··· Records provided ···

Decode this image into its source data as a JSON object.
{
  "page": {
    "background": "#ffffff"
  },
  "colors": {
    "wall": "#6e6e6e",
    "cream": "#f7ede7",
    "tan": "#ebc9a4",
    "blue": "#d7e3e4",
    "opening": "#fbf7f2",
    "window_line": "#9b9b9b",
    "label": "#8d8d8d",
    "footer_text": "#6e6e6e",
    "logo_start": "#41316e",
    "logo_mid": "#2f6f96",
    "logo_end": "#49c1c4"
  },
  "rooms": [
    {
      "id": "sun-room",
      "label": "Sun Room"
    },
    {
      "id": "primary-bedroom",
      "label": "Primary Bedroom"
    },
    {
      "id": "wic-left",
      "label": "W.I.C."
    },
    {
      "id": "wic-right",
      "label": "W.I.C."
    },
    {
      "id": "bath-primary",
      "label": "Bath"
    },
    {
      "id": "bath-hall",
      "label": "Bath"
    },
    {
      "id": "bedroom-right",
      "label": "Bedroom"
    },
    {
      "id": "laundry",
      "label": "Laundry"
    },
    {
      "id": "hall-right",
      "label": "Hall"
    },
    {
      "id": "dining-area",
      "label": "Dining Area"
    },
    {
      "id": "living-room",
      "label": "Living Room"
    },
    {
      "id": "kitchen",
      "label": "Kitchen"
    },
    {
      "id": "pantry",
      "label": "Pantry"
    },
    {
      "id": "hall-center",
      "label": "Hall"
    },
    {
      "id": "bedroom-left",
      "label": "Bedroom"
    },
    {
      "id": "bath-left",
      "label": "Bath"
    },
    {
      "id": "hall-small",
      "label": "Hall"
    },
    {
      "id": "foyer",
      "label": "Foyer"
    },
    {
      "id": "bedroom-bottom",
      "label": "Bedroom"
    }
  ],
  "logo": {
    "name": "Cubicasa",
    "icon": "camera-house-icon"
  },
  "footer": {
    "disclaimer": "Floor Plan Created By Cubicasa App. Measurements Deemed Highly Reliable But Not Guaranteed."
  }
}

···

__To do__
Copy every record exactly as presented.

__Response to this task__
Decode this image into its source data as a JSON object.
{
  "page": {
    "background": "#ffffff"
  },
  "colors": {
    "wall": "#6e6e6e",
    "cream": "#f7ede7",
    "tan": "#ebc9a4",
    "blue": "#d7e3e4",
    "opening": "#fbf7f2",
    "window_line": "#9b9b9b",
    "label": "#8d8d8d",
    "footer_text": "#6e6e6e",
    "logo_start": "#41316e",
    "logo_mid": "#2f6f96",
    "logo_end": "#49c1c4"
  },
  "rooms": [
    {
      "id": "sun-room",
      "label": "Sun Room"
    },
    {
      "id": "primary-bedroom",
      "label": "Primary Bedroom"
    },
    {
      "id": "wic-left",
      "label": "W.I.C."
    },
    {
      "id": "wic-right",
      "label": "W.I.C."
    },
    {
      "id": "bath-primary",
      "label": "Bath"
    },
    {
      "id": "bath-hall",
      "label": "Bath"
    },
    {
      "id": "bedroom-right",
      "label": "Bedroom"
    },
    {
      "id": "laundry",
      "label": "Laundry"
    },
    {
      "id": "hall-right",
      "label": "Hall"
    },
    {
      "id": "dining-area",
      "label": "Dining Area"
    },
    {
      "id": "living-room",
      "label": "Living Room"
    },
    {
      "id": "kitchen",
      "label": "Kitchen"
    },
    {
      "id": "pantry",
      "label": "Pantry"
    },
    {
      "id": "hall-center",
      "label": "Hall"
    },
    {
      "id": "bedroom-left",
      "label": "Bedroom"
    },
    {
      "id": "bath-left",
      "label": "Bath"
    },
    {
      "id": "hall-small",
      "label": "Hall"
    },
    {
      "id": "foyer",
      "label": "Foyer"
    },
    {
      "id": "bedroom-bottom",
      "label": "Bedroom"
    }
  ],
  "logo": {
    "name": "Cubicasa",
    "icon": "camera-house-icon"
  },
  "footer": {
    "disclaimer": "Floor Plan Created By Cubicasa App. Measurements Deemed Highly Reliable But Not Guaranteed."
  }
}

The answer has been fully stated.